> _Exercise objective_: From the listing below, pull each line that includes "docx".
** begin Record list **
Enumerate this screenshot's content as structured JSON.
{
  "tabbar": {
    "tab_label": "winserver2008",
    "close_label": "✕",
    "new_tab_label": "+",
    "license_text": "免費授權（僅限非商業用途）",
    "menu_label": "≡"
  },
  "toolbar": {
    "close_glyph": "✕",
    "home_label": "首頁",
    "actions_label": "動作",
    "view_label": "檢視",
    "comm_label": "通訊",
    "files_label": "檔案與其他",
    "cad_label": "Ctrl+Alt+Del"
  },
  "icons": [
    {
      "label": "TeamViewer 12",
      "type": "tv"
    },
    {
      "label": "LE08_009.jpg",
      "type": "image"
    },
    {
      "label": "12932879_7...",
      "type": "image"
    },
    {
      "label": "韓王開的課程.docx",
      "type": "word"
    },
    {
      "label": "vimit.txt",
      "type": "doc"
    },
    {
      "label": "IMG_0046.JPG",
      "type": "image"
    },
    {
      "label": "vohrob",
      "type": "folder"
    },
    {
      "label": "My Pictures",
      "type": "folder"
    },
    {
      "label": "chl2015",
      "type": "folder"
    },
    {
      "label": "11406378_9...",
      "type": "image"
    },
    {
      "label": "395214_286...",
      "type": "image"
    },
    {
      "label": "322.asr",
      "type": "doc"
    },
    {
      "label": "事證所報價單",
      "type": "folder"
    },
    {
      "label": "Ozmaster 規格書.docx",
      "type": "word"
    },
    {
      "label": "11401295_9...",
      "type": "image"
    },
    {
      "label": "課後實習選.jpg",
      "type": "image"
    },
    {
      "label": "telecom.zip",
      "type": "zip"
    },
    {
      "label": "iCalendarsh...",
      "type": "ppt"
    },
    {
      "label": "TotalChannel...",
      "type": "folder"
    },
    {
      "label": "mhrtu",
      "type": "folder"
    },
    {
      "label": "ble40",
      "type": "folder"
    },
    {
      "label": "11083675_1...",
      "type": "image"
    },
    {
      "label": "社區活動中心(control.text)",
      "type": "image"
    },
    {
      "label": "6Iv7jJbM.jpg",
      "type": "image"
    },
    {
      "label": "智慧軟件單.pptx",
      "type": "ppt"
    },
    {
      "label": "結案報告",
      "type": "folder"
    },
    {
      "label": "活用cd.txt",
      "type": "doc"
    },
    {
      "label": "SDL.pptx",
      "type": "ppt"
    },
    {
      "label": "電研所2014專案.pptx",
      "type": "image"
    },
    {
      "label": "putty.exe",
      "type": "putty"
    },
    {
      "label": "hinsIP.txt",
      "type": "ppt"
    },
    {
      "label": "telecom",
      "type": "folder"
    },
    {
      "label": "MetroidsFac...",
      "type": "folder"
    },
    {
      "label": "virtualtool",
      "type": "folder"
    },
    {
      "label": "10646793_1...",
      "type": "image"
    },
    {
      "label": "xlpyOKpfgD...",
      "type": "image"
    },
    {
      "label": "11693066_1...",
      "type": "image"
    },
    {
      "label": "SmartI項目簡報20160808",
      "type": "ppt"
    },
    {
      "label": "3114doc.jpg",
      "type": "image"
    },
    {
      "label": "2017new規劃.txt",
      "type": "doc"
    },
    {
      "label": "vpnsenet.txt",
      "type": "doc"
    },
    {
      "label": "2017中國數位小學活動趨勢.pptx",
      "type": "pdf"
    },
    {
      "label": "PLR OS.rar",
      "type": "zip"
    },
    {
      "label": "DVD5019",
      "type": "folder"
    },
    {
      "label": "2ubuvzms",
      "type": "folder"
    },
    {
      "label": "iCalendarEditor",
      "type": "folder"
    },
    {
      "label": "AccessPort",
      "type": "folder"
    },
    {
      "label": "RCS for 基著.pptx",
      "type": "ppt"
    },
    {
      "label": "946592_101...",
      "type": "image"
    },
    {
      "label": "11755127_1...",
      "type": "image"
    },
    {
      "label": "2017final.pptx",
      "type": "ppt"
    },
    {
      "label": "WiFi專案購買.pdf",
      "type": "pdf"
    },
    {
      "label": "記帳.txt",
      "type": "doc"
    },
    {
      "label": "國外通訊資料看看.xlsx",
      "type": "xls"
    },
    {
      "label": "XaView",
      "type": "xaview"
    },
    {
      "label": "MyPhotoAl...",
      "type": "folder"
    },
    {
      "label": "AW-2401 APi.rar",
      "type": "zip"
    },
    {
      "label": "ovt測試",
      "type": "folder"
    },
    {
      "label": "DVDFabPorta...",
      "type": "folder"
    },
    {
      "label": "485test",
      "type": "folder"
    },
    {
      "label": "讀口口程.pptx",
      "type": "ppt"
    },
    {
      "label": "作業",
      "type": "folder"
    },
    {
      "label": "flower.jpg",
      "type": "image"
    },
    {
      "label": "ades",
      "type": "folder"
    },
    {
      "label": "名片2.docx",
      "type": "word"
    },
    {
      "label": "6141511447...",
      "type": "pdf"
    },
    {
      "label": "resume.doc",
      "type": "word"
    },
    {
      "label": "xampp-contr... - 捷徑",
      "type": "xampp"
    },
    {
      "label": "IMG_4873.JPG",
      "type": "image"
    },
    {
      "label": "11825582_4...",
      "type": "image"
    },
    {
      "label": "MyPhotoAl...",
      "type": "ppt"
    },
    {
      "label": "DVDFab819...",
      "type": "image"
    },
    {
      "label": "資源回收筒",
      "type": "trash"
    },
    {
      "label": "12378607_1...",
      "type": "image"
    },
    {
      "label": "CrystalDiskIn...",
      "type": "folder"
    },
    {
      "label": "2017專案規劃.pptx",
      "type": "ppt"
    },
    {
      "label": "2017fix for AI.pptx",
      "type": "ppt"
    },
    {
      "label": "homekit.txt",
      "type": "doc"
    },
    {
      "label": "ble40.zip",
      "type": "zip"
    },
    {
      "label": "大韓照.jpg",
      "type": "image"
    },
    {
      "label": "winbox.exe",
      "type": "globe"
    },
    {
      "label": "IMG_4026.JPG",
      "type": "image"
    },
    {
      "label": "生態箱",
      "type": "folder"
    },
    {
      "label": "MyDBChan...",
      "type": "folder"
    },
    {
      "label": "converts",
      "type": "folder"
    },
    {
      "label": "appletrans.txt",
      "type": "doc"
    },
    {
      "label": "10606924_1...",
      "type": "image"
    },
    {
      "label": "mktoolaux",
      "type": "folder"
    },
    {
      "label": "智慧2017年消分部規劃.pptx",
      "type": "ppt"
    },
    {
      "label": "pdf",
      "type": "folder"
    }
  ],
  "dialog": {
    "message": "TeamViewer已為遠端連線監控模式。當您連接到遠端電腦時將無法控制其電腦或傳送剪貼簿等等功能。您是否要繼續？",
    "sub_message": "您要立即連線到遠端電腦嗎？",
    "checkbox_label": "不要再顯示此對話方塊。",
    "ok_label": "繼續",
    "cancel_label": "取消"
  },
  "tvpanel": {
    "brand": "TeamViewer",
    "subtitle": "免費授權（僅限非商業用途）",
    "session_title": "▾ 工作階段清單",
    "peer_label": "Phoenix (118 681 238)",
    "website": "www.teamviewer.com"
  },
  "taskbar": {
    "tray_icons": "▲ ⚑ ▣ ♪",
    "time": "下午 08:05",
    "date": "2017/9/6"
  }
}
** end Record list **
> _Correct answer_:
      "label": "韓王開的課程.docx",
      "label": "Ozmaster 規格書.docx",
      "label": "名片2.docx",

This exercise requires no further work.